> Data for the task
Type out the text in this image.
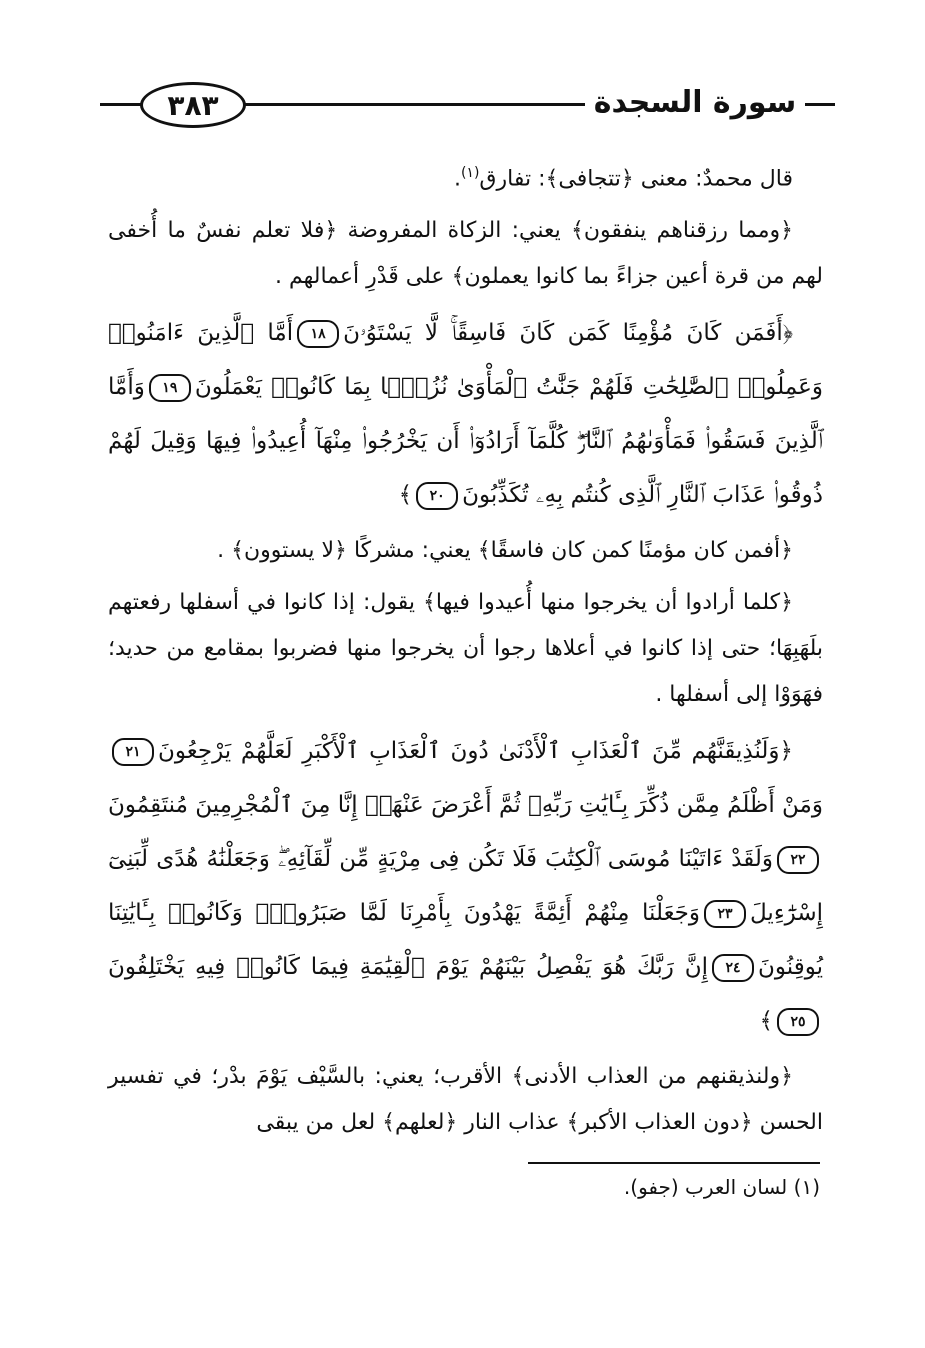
٣٨٣	سورة السجدة

قال محمدٌ: معنى ﴿تتجافى﴾: تفارق$^{(١)}$.

﴿ومما رزقناهم ينفقون﴾ يعني: الزكاة المفروضة ﴿فلا تعلم نفسٌ ما أُخفى لهم من قرة أعين جزاءً بما كانوا يعملون﴾ على قَدْرِ أعمالهم .

﴿أَفَمَن كَانَ مُؤْمِنًا كَمَن كَانَ فَاسِقًاۚ لَّا يَسْتَوُۥنَ١٨أَمَّا ٱلَّذِينَ ءَامَنُوا۟ وَعَمِلُوا۟ ٱلصَّٰلِحَٰتِ فَلَهُمْ جَنَّٰتُ ٱلْمَأْوَىٰ نُزُلًۢا بِمَا كَانُوا۟ يَعْمَلُونَ١٩وَأَمَّا ٱلَّذِينَ فَسَقُوا۟ فَمَأْوَىٰهُمُ ٱلنَّارُۖ كُلَّمَآ أَرَادُوٓا۟ أَن يَخْرُجُوا۟ مِنْهَآ أُعِيدُوا۟ فِيهَا وَقِيلَ لَهُمْ ذُوقُوا۟ عَذَابَ ٱلنَّارِ ٱلَّذِى كُنتُم بِهِۦ تُكَذِّبُونَ٢٠﴾

﴿أفمن كان مؤمنًا كمن كان فاسقًا﴾ يعني: مشركًا ﴿لا يستوون﴾ .

﴿كلما أرادوا أن يخرجوا منها أُعيدوا فيها﴾ يقول: إذا كانوا في أسفلها رفعتهم بلَهَبِهَا؛ حتى إذا كانوا في أعلاها رجوا أن يخرجوا منها فضربوا بمقامع من حديد؛ فهَوَوْا إلى أسفلها .

﴿وَلَنُذِيقَنَّهُم مِّنَ ٱلْعَذَابِ ٱلْأَدْنَىٰ دُونَ ٱلْعَذَابِ ٱلْأَكْبَرِ لَعَلَّهُمْ يَرْجِعُونَ٢١وَمَنْ أَظْلَمُ مِمَّن ذُكِّرَ بِـَٔايَٰتِ رَبِّهِۦ ثُمَّ أَعْرَضَ عَنْهَآۚ إِنَّا مِنَ ٱلْمُجْرِمِينَ مُنتَقِمُونَ٢٢وَلَقَدْ ءَاتَيْنَا مُوسَى ٱلْكِتَٰبَ فَلَا تَكُن فِى مِرْيَةٍ مِّن لِّقَآئِهِۦۖ وَجَعَلْنَٰهُ هُدًى لِّبَنِىٓ إِسْرَٰٓءِيلَ٢٣وَجَعَلْنَا مِنْهُمْ أَئِمَّةً يَهْدُونَ بِأَمْرِنَا لَمَّا صَبَرُوا۟ۖ وَكَانُوا۟ بِـَٔايَٰتِنَا يُوقِنُونَ٢٤إِنَّ رَبَّكَ هُوَ يَفْصِلُ بَيْنَهُمْ يَوْمَ ٱلْقِيَٰمَةِ فِيمَا كَانُوا۟ فِيهِ يَخْتَلِفُونَ٢٥﴾

﴿ولنذيقنهم من العذاب الأدنى﴾ الأقرب؛ يعني: بالسَّيْف يَوْمَ بدْر؛ في تفسير الحسن ﴿دون العذاب الأكبر﴾ عذاب النار ﴿لعلهم﴾ لعل من يبقى

(١) لسان العرب (جفو).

> Job
Omit the pictures and give the material again, exactly and in full.

> Exercise result
Type out the text in this image.
٣٨٣	سورة السجدة

قال محمدٌ: معنى ﴿تتجافى﴾: تفارق$^{(١)}$.

﴿ومما رزقناهم ينفقون﴾ يعني: الزكاة المفروضة ﴿فلا تعلم نفسٌ ما أُخفى لهم من قرة أعين جزاءً بما كانوا يعملون﴾ على قَدْرِ أعمالهم .

﴿أَفَمَن كَانَ مُؤْمِنًا كَمَن كَانَ فَاسِقًاۚ لَّا يَسْتَوُۥنَ١٨أَمَّا ٱلَّذِينَ ءَامَنُوا۟ وَعَمِلُوا۟ ٱلصَّٰلِحَٰتِ فَلَهُمْ جَنَّٰتُ ٱلْمَأْوَىٰ نُزُلًۢا بِمَا كَانُوا۟ يَعْمَلُونَ١٩وَأَمَّا ٱلَّذِينَ فَسَقُوا۟ فَمَأْوَىٰهُمُ ٱلنَّارُۖ كُلَّمَآ أَرَادُوٓا۟ أَن يَخْرُجُوا۟ مِنْهَآ أُعِيدُوا۟ فِيهَا وَقِيلَ لَهُمْ ذُوقُوا۟ عَذَابَ ٱلنَّارِ ٱلَّذِى كُنتُم بِهِۦ تُكَذِّبُونَ٢٠﴾

﴿أفمن كان مؤمنًا كمن كان فاسقًا﴾ يعني: مشركًا ﴿لا يستوون﴾ .

﴿كلما أرادوا أن يخرجوا منها أُعيدوا فيها﴾ يقول: إذا كانوا في أسفلها رفعتهم بلَهَبِهَا؛ حتى إذا كانوا في أعلاها رجوا أن يخرجوا منها فضربوا بمقامع من حديد؛ فهَوَوْا إلى أسفلها .

﴿وَلَنُذِيقَنَّهُم مِّنَ ٱلْعَذَابِ ٱلْأَدْنَىٰ دُونَ ٱلْعَذَابِ ٱلْأَكْبَرِ لَعَلَّهُمْ يَرْجِعُونَ٢١وَمَنْ أَظْلَمُ مِمَّن ذُكِّرَ بِـَٔايَٰتِ رَبِّهِۦ ثُمَّ أَعْرَضَ عَنْهَآۚ إِنَّا مِنَ ٱلْمُجْرِمِينَ مُنتَقِمُونَ٢٢وَلَقَدْ ءَاتَيْنَا مُوسَى ٱلْكِتَٰبَ فَلَا تَكُن فِى مِرْيَةٍ مِّن لِّقَآئِهِۦۖ وَجَعَلْنَٰهُ هُدًى لِّبَنِىٓ إِسْرَٰٓءِيلَ٢٣وَجَعَلْنَا مِنْهُمْ أَئِمَّةً يَهْدُونَ بِأَمْرِنَا لَمَّا صَبَرُوا۟ۖ وَكَانُوا۟ بِـَٔايَٰتِنَا يُوقِنُونَ٢٤إِنَّ رَبَّكَ هُوَ يَفْصِلُ بَيْنَهُمْ يَوْمَ ٱلْقِيَٰمَةِ فِيمَا كَانُوا۟ فِيهِ يَخْتَلِفُونَ٢٥﴾

﴿ولنذيقنهم من العذاب الأدنى﴾ الأقرب؛ يعني: بالسَّيْف يَوْمَ بدْر؛ في تفسير الحسن ﴿دون العذاب الأكبر﴾ عذاب النار ﴿لعلهم﴾ لعل من يبقى

(١) لسان العرب (جفو).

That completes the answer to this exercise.